• [Goal of the exercise] Please return the full listing below without altering anything.

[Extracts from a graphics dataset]
** Start **

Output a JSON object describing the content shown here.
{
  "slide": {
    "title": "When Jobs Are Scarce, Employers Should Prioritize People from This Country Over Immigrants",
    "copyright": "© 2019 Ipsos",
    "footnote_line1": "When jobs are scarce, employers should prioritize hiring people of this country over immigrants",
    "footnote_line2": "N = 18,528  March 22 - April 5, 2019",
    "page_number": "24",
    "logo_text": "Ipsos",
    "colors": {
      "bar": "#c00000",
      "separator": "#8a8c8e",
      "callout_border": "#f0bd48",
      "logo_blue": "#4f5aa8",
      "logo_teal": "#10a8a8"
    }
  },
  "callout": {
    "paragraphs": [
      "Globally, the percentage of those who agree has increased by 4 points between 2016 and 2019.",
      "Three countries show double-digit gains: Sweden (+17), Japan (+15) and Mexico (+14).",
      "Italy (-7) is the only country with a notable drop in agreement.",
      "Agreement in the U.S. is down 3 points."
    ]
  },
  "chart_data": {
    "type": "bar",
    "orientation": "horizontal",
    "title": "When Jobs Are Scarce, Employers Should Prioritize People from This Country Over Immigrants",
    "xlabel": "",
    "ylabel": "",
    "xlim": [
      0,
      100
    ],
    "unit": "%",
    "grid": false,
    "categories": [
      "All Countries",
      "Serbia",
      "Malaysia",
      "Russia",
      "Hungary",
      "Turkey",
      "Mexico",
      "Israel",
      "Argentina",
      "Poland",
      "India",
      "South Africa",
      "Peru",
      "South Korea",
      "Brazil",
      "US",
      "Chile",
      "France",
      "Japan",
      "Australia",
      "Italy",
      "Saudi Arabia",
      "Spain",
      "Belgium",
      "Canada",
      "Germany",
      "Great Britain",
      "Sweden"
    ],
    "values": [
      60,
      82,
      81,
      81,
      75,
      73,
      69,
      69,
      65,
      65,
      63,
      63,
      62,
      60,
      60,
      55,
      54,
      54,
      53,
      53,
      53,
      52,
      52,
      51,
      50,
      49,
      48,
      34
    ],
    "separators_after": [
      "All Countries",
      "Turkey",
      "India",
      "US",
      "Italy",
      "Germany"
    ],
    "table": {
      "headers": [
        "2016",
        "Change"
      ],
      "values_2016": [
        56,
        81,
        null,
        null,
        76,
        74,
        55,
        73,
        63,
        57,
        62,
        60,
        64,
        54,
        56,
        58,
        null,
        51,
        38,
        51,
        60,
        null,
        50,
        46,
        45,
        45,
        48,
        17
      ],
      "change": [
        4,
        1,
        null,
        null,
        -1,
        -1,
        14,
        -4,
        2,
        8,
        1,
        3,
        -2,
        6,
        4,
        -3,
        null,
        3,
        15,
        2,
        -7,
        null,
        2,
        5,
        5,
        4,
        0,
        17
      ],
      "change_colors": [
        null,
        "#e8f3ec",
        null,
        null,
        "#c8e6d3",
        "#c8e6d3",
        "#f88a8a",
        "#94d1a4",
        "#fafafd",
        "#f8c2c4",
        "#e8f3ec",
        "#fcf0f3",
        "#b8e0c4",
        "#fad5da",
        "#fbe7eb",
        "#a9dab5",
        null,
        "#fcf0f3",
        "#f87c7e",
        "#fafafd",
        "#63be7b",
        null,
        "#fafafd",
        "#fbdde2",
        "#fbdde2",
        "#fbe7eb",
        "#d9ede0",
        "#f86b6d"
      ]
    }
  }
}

** End **

• [Expected answer]
Output a JSON object describing the content shown here.
{
  "slide": {
    "title": "When Jobs Are Scarce, Employers Should Prioritize People from This Country Over Immigrants",
    "copyright": "© 2019 Ipsos",
    "footnote_line1": "When jobs are scarce, employers should prioritize hiring people of this country over immigrants",
    "footnote_line2": "N = 18,528  March 22 - April 5, 2019",
    "page_number": "24",
    "logo_text": "Ipsos",
    "colors": {
      "bar": "#c00000",
      "separator": "#8a8c8e",
      "callout_border": "#f0bd48",
      "logo_blue": "#4f5aa8",
      "logo_teal": "#10a8a8"
    }
  },
  "callout": {
    "paragraphs": [
      "Globally, the percentage of those who agree has increased by 4 points between 2016 and 2019.",
      "Three countries show double-digit gains: Sweden (+17), Japan (+15) and Mexico (+14).",
      "Italy (-7) is the only country with a notable drop in agreement.",
      "Agreement in the U.S. is down 3 points."
    ]
  },
  "chart_data": {
    "type": "bar",
    "orientation": "horizontal",
    "title": "When Jobs Are Scarce, Employers Should Prioritize People from This Country Over Immigrants",
    "xlabel": "",
    "ylabel": "",
    "xlim": [
      0,
      100
    ],
    "unit": "%",
    "grid": false,
    "categories": [
      "All Countries",
      "Serbia",
      "Malaysia",
      "Russia",
      "Hungary",
      "Turkey",
      "Mexico",
      "Israel",
      "Argentina",
      "Poland",
      "India",
      "South Africa",
      "Peru",
      "South Korea",
      "Brazil",
      "US",
      "Chile",
      "France",
      "Japan",
      "Australia",
      "Italy",
      "Saudi Arabia",
      "Spain",
      "Belgium",
      "Canada",
      "Germany",
      "Great Britain",
      "Sweden"
    ],
    "values": [
      60,
      82,
      81,
      81,
      75,
      73,
      69,
      69,
      65,
      65,
      63,
      63,
      62,
      60,
      60,
      55,
      54,
      54,
      53,
      53,
      53,
      52,
      52,
      51,
      50,
      49,
      48,
      34
    ],
    "separators_after": [
      "All Countries",
      "Turkey",
      "India",
      "US",
      "Italy",
      "Germany"
    ],
    "table": {
      "headers": [
        "2016",
        "Change"
      ],
      "values_2016": [
        56,
        81,
        null,
        null,
        76,
        74,
        55,
        73,
        63,
        57,
        62,
        60,
        64,
        54,
        56,
        58,
        null,
        51,
        38,
        51,
        60,
        null,
        50,
        46,
        45,
        45,
        48,
        17
      ],
      "change": [
        4,
        1,
        null,
        null,
        -1,
        -1,
        14,
        -4,
        2,
        8,
        1,
        3,
        -2,
        6,
        4,
        -3,
        null,
        3,
        15,
        2,
        -7,
        null,
        2,
        5,
        5,
        4,
        0,
        17
      ],
      "change_colors": [
        null,
        "#e8f3ec",
        null,
        null,
        "#c8e6d3",
        "#c8e6d3",
        "#f88a8a",
        "#94d1a4",
        "#fafafd",
        "#f8c2c4",
        "#e8f3ec",
        "#fcf0f3",
        "#b8e0c4",
        "#fad5da",
        "#fbe7eb",
        "#a9dab5",
        null,
        "#fcf0f3",
        "#f87c7e",
        "#fafafd",
        "#63be7b",
        null,
        "#fafafd",
        "#fbdde2",
        "#fbdde2",
        "#fbe7eb",
        "#d9ede0",
        "#f86b6d"
      ]
    }
  }
}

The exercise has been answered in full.